## Begin Extracted data
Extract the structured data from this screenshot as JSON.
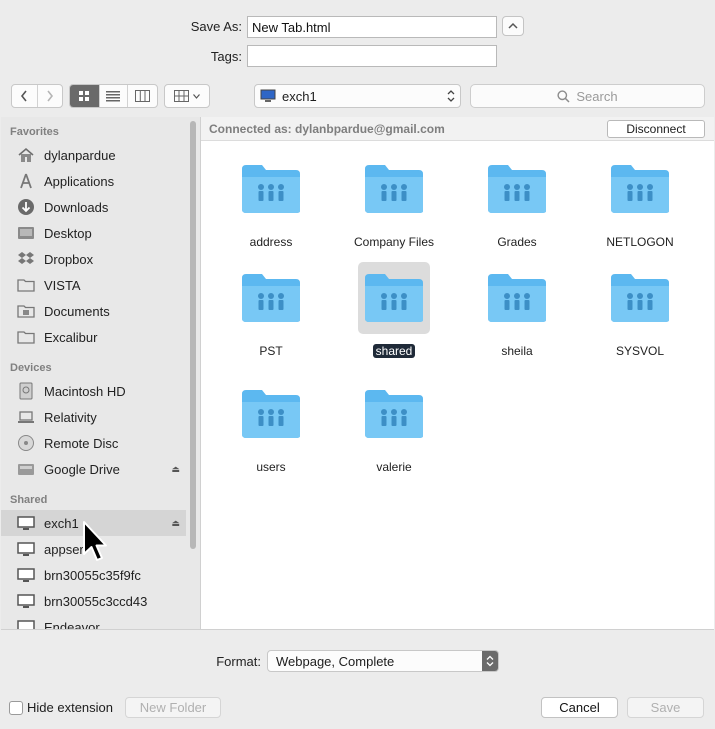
{
  "form": {
    "save_as_label": "Save As:",
    "save_as_value": "New Tab.html",
    "tags_label": "Tags:",
    "tags_value": ""
  },
  "toolbar": {
    "location": "exch1",
    "search_placeholder": "Search"
  },
  "sidebar": {
    "favorites_header": "Favorites",
    "favorites": [
      {
        "label": "dylanpardue",
        "icon": "home-icon"
      },
      {
        "label": "Applications",
        "icon": "applications-icon"
      },
      {
        "label": "Downloads",
        "icon": "downloads-icon"
      },
      {
        "label": "Desktop",
        "icon": "desktop-icon"
      },
      {
        "label": "Dropbox",
        "icon": "dropbox-icon"
      },
      {
        "label": "VISTA",
        "icon": "folder-icon"
      },
      {
        "label": "Documents",
        "icon": "documents-icon"
      },
      {
        "label": "Excalibur",
        "icon": "folder-icon"
      }
    ],
    "devices_header": "Devices",
    "devices": [
      {
        "label": "Macintosh HD",
        "icon": "hard-drive-icon"
      },
      {
        "label": "Relativity",
        "icon": "laptop-icon"
      },
      {
        "label": "Remote Disc",
        "icon": "disc-icon"
      },
      {
        "label": "Google Drive",
        "icon": "google-drive-icon"
      }
    ],
    "shared_header": "Shared",
    "shared": [
      {
        "label": "exch1",
        "icon": "monitor-icon"
      },
      {
        "label": "appser",
        "icon": "monitor-icon"
      },
      {
        "label": "brn30055c35f9fc",
        "icon": "monitor-icon"
      },
      {
        "label": "brn30055c3ccd43",
        "icon": "monitor-icon"
      },
      {
        "label": "Endeavor",
        "icon": "monitor-icon"
      }
    ]
  },
  "main": {
    "connected_text": "Connected as: dylanbpardue@gmail.com",
    "disconnect_label": "Disconnect",
    "folders": [
      "address",
      "Company Files",
      "Grades",
      "NETLOGON",
      "PST",
      "shared",
      "sheila",
      "SYSVOL",
      "users",
      "valerie"
    ],
    "selected_folder": "shared"
  },
  "bottom": {
    "format_label": "Format:",
    "format_value": "Webpage, Complete",
    "hide_extension_label": "Hide extension",
    "new_folder_label": "New Folder",
    "cancel_label": "Cancel",
    "save_label": "Save"
  },
  "colors": {
    "folder_blue": "#5cb8f0",
    "selection_dark": "#1f2a38"
  }
}
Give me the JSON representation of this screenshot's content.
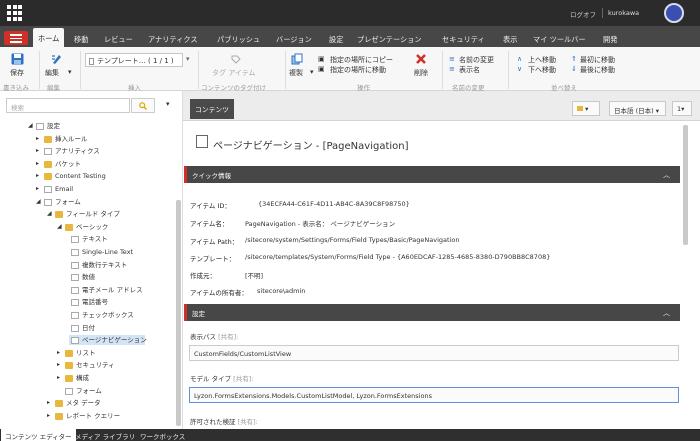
{
  "header": {
    "logoff": "ログオフ",
    "user": "kurokawa"
  },
  "tabs": [
    "ホーム",
    "移動",
    "レビュー",
    "アナリティクス",
    "パブリッシュ",
    "バージョン",
    "設定",
    "プレゼンテーション",
    "セキュリティ",
    "表示",
    "マイ ツールバー",
    "開発"
  ],
  "ribbon": {
    "save": "保存",
    "edit": "編集",
    "template_dropdown": "テンプレート… ( 1 / 1 )",
    "insert_label": "挿入",
    "tag_item": "タグ アイテム",
    "content_tag": "コンテンツのタグ付け",
    "duplicate": "複製",
    "copy_to": "指定の場所にコピー",
    "move_to": "指定の場所に移動",
    "delete": "削除",
    "ops": "操作",
    "rename": "名前の変更",
    "display_name": "表示名",
    "rename_group": "名前の変更",
    "move_up": "上へ移動",
    "move_down": "下へ移動",
    "move_first": "最初に移動",
    "move_last": "最後に移動",
    "sort": "並べ替え",
    "write_group": "書き込み",
    "edit_group": "編集",
    "insert_group": "挿入"
  },
  "search": {
    "placeholder": "検索"
  },
  "tree": [
    {
      "label": "設定",
      "indent": 0,
      "arrow": "▴",
      "icon": "settings-doc"
    },
    {
      "label": "挿入ルール",
      "indent": 1,
      "arrow": "▸",
      "icon": "folder"
    },
    {
      "label": "アナリティクス",
      "indent": 1,
      "arrow": "▸",
      "icon": "chart"
    },
    {
      "label": "バケット",
      "indent": 1,
      "arrow": "▸",
      "icon": "folder"
    },
    {
      "label": "Content Testing",
      "indent": 1,
      "arrow": "▸",
      "icon": "folder"
    },
    {
      "label": "Email",
      "indent": 1,
      "arrow": "▸",
      "icon": "email"
    },
    {
      "label": "フォーム",
      "indent": 1,
      "arrow": "▴",
      "icon": "form"
    },
    {
      "label": "フィールド タイプ",
      "indent": 2,
      "arrow": "▴",
      "icon": "folder"
    },
    {
      "label": "ベーシック",
      "indent": 3,
      "arrow": "▴",
      "icon": "folder"
    },
    {
      "label": "テキスト",
      "indent": 4,
      "arrow": "",
      "icon": "doc"
    },
    {
      "label": "Single-Line Text",
      "indent": 4,
      "arrow": "",
      "icon": "doc"
    },
    {
      "label": "複数行テキスト",
      "indent": 4,
      "arrow": "",
      "icon": "doc"
    },
    {
      "label": "数値",
      "indent": 4,
      "arrow": "",
      "icon": "doc"
    },
    {
      "label": "電子メール アドレス",
      "indent": 4,
      "arrow": "",
      "icon": "doc"
    },
    {
      "label": "電話番号",
      "indent": 4,
      "arrow": "",
      "icon": "doc"
    },
    {
      "label": "チェックボックス",
      "indent": 4,
      "arrow": "",
      "icon": "doc"
    },
    {
      "label": "日付",
      "indent": 4,
      "arrow": "",
      "icon": "doc"
    },
    {
      "label": "ページナビゲーション",
      "indent": 4,
      "arrow": "",
      "icon": "doc",
      "selected": true
    },
    {
      "label": "リスト",
      "indent": 3,
      "arrow": "▸",
      "icon": "folder"
    },
    {
      "label": "セキュリティ",
      "indent": 3,
      "arrow": "▸",
      "icon": "folder"
    },
    {
      "label": "構成",
      "indent": 3,
      "arrow": "▸",
      "icon": "folder"
    },
    {
      "label": "フォーム",
      "indent": 3,
      "arrow": "",
      "icon": "doc"
    },
    {
      "label": "メタ データ",
      "indent": 2,
      "arrow": "▸",
      "icon": "folder"
    },
    {
      "label": "レポート クエリー",
      "indent": 2,
      "arrow": "▸",
      "icon": "folder"
    }
  ],
  "bottom_tabs": [
    "コンテンツ エディター",
    "メディア ライブラリ",
    "ワークボックス"
  ],
  "content_tab": "コンテンツ",
  "lang_button": "日本語 (日本)",
  "version_button": "1",
  "page_title": "ページナビゲーション - [PageNavigation]",
  "quick_info": {
    "title": "クイック情報",
    "rows": [
      {
        "label": "アイテム ID：",
        "value": "{34ECFA44-C61F-4D11-AB4C-8A39C8F98750}"
      },
      {
        "label": "アイテム名：",
        "value": "PageNavigation - 表示名： ページナビゲーション"
      },
      {
        "label": "アイテム Path：",
        "value": "/sitecore/system/Settings/Forms/Field Types/Basic/PageNavigation"
      },
      {
        "label": "テンプレート：",
        "value": "/sitecore/templates/System/Forms/Field Type - {A60EDCAF-1285-4685-8380-D790BB8C8708}"
      },
      {
        "label": "作成元：",
        "value": "[不明]"
      },
      {
        "label": "アイテムの所有者：",
        "value": "sitecore\\admin"
      }
    ]
  },
  "settings_section": {
    "title": "設定",
    "fields": [
      {
        "label": "表示パス",
        "shared": "[共有]:",
        "value": "CustomFields/CustomListView"
      },
      {
        "label": "モデル タイプ",
        "shared": "[共有]:",
        "value": "Lyzon.FormsExtensions.Models.CustomListModel, Lyzon.FormsExtensions"
      },
      {
        "label": "許可された検証",
        "shared": "[共有]:",
        "value": ""
      }
    ]
  }
}
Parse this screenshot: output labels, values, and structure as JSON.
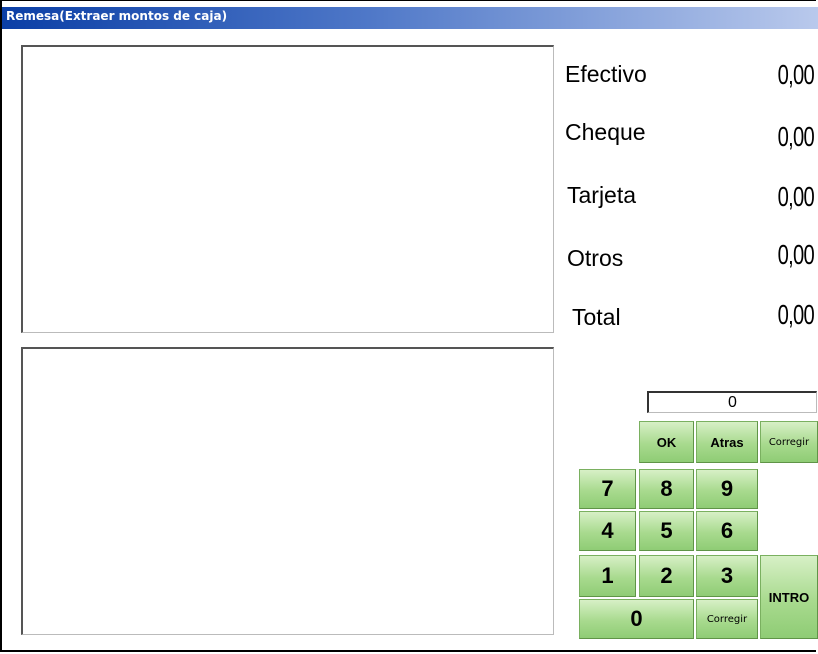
## End Extracted data
## Work to do
Exactly as written, return every line of the listing, but not the pictures.

## Solution for this task
Extract the structured data from this screenshot as JSON.
{
  "form": {
    "save_as_label": "Save As:",
    "save_as_value": "New Tab.html",
    "tags_label": "Tags:",
    "tags_value": ""
  },
  "toolbar": {
    "location": "exch1",
    "search_placeholder": "Search"
  },
  "sidebar": {
    "favorites_header": "Favorites",
    "favorites": [
      {
        "label": "dylanpardue",
        "icon": "home-icon"
      },
      {
        "label": "Applications",
        "icon": "applications-icon"
      },
      {
        "label": "Downloads",
        "icon": "downloads-icon"
      },
      {
        "label": "Desktop",
        "icon": "desktop-icon"
      },
      {
        "label": "Dropbox",
        "icon": "dropbox-icon"
      },
      {
        "label": "VISTA",
        "icon": "folder-icon"
      },
      {
        "label": "Documents",
        "icon": "documents-icon"
      },
      {
        "label": "Excalibur",
        "icon": "folder-icon"
      }
    ],
    "devices_header": "Devices",
    "devices": [
      {
        "label": "Macintosh HD",
        "icon": "hard-drive-icon"
      },
      {
        "label": "Relativity",
        "icon": "laptop-icon"
      },
      {
        "label": "Remote Disc",
        "icon": "disc-icon"
      },
      {
        "label": "Google Drive",
        "icon": "google-drive-icon"
      }
    ],
    "shared_header": "Shared",
    "shared": [
      {
        "label": "exch1",
        "icon": "monitor-icon"
      },
      {
        "label": "appser",
        "icon": "monitor-icon"
      },
      {
        "label": "brn30055c35f9fc",
        "icon": "monitor-icon"
      },
      {
        "label": "brn30055c3ccd43",
        "icon": "monitor-icon"
      },
      {
        "label": "Endeavor",
        "icon": "monitor-icon"
      }
    ]
  },
  "main": {
    "connected_text": "Connected as: dylanbpardue@gmail.com",
    "disconnect_label": "Disconnect",
    "folders": [
      "address",
      "Company Files",
      "Grades",
      "NETLOGON",
      "PST",
      "shared",
      "sheila",
      "SYSVOL",
      "users",
      "valerie"
    ],
    "selected_folder": "shared"
  },
  "bottom": {
    "format_label": "Format:",
    "format_value": "Webpage, Complete",
    "hide_extension_label": "Hide extension",
    "new_folder_label": "New Folder",
    "cancel_label": "Cancel",
    "save_label": "Save"
  },
  "colors": {
    "folder_blue": "#5cb8f0",
    "selection_dark": "#1f2a38"
  }
}
Give me the JSON representation of this screenshot's content.
{
  "header": {
    "logoff": "ログオフ",
    "user": "kurokawa"
  },
  "tabs": [
    "ホーム",
    "移動",
    "レビュー",
    "アナリティクス",
    "パブリッシュ",
    "バージョン",
    "設定",
    "プレゼンテーション",
    "セキュリティ",
    "表示",
    "マイ ツールバー",
    "開発"
  ],
  "ribbon": {
    "save": "保存",
    "edit": "編集",
    "template_dropdown": "テンプレート… ( 1 / 1 )",
    "insert_label": "挿入",
    "tag_item": "タグ アイテム",
    "content_tag": "コンテンツのタグ付け",
    "duplicate": "複製",
    "copy_to": "指定の場所にコピー",
    "move_to": "指定の場所に移動",
    "delete": "削除",
    "ops": "操作",
    "rename": "名前の変更",
    "display_name": "表示名",
    "rename_group": "名前の変更",
    "move_up": "上へ移動",
    "move_down": "下へ移動",
    "move_first": "最初に移動",
    "move_last": "最後に移動",
    "sort": "並べ替え",
    "write_group": "書き込み",
    "edit_group": "編集",
    "insert_group": "挿入"
  },
  "search": {
    "placeholder": "検索"
  },
  "tree": [
    {
      "label": "設定",
      "indent": 0,
      "arrow": "▴",
      "icon": "settings-doc"
    },
    {
      "label": "挿入ルール",
      "indent": 1,
      "arrow": "▸",
      "icon": "folder"
    },
    {
      "label": "アナリティクス",
      "indent": 1,
      "arrow": "▸",
      "icon": "chart"
    },
    {
      "label": "バケット",
      "indent": 1,
      "arrow": "▸",
      "icon": "folder"
    },
    {
      "label": "Content Testing",
      "indent": 1,
      "arrow": "▸",
      "icon": "folder"
    },
    {
      "label": "Email",
      "indent": 1,
      "arrow": "▸",
      "icon": "email"
    },
    {
      "label": "フォーム",
      "indent": 1,
      "arrow": "▴",
      "icon": "form"
    },
    {
      "label": "フィールド タイプ",
      "indent": 2,
      "arrow": "▴",
      "icon": "folder"
    },
    {
      "label": "ベーシック",
      "indent": 3,
      "arrow": "▴",
      "icon": "folder"
    },
    {
      "label": "テキスト",
      "indent": 4,
      "arrow": "",
      "icon": "doc"
    },
    {
      "label": "Single-Line Text",
      "indent": 4,
      "arrow": "",
      "icon": "doc"
    },
    {
      "label": "複数行テキスト",
      "indent": 4,
      "arrow": "",
      "icon": "doc"
    },
    {
      "label": "数値",
      "indent": 4,
      "arrow": "",
      "icon": "doc"
    },
    {
      "label": "電子メール アドレス",
      "indent": 4,
      "arrow": "",
      "icon": "doc"
    },
    {
      "label": "電話番号",
      "indent": 4,
      "arrow": "",
      "icon": "doc"
    },
    {
      "label": "チェックボックス",
      "indent": 4,
      "arrow": "",
      "icon": "doc"
    },
    {
      "label": "日付",
      "indent": 4,
      "arrow": "",
      "icon": "doc"
    },
    {
      "label": "ページナビゲーション",
      "indent": 4,
      "arrow": "",
      "icon": "doc",
      "selected": true
    },
    {
      "label": "リスト",
      "indent": 3,
      "arrow": "▸",
      "icon": "folder"
    },
    {
      "label": "セキュリティ",
      "indent": 3,
      "arrow": "▸",
      "icon": "folder"
    },
    {
      "label": "構成",
      "indent": 3,
      "arrow": "▸",
      "icon": "folder"
    },
    {
      "label": "フォーム",
      "indent": 3,
      "arrow": "",
      "icon": "doc"
    },
    {
      "label": "メタ データ",
      "indent": 2,
      "arrow": "▸",
      "icon": "folder"
    },
    {
      "label": "レポート クエリー",
      "indent": 2,
      "arrow": "▸",
      "icon": "folder"
    }
  ],
  "bottom_tabs": [
    "コンテンツ エディター",
    "メディア ライブラリ",
    "ワークボックス"
  ],
  "content_tab": "コンテンツ",
  "lang_button": "日本語 (日本)",
  "version_button": "1",
  "page_title": "ページナビゲーション - [PageNavigation]",
  "quick_info": {
    "title": "クイック情報",
    "rows": [
      {
        "label": "アイテム ID：",
        "value": "{34ECFA44-C61F-4D11-AB4C-8A39C8F98750}"
      },
      {
        "label": "アイテム名：",
        "value": "PageNavigation - 表示名： ページナビゲーション"
      },
      {
        "label": "アイテム Path：",
        "value": "/sitecore/system/Settings/Forms/Field Types/Basic/PageNavigation"
      },
      {
        "label": "テンプレート：",
        "value": "/sitecore/templates/System/Forms/Field Type - {A60EDCAF-1285-4685-8380-D790BB8C8708}"
      },
      {
        "label": "作成元：",
        "value": "[不明]"
      },
      {
        "label": "アイテムの所有者：",
        "value": "sitecore\\admin"
      }
    ]
  },
  "settings_section": {
    "title": "設定",
    "fields": [
      {
        "label": "表示パス",
        "shared": "[共有]:",
        "value": "CustomFields/CustomListView"
      },
      {
        "label": "モデル タイプ",
        "shared": "[共有]:",
        "value": "Lyzon.FormsExtensions.Models.CustomListModel, Lyzon.FormsExtensions"
      },
      {
        "label": "許可された検証",
        "shared": "[共有]:",
        "value": ""
      }
    ]
  }
}
Parse this screenshot: output labels, values, and structure as JSON.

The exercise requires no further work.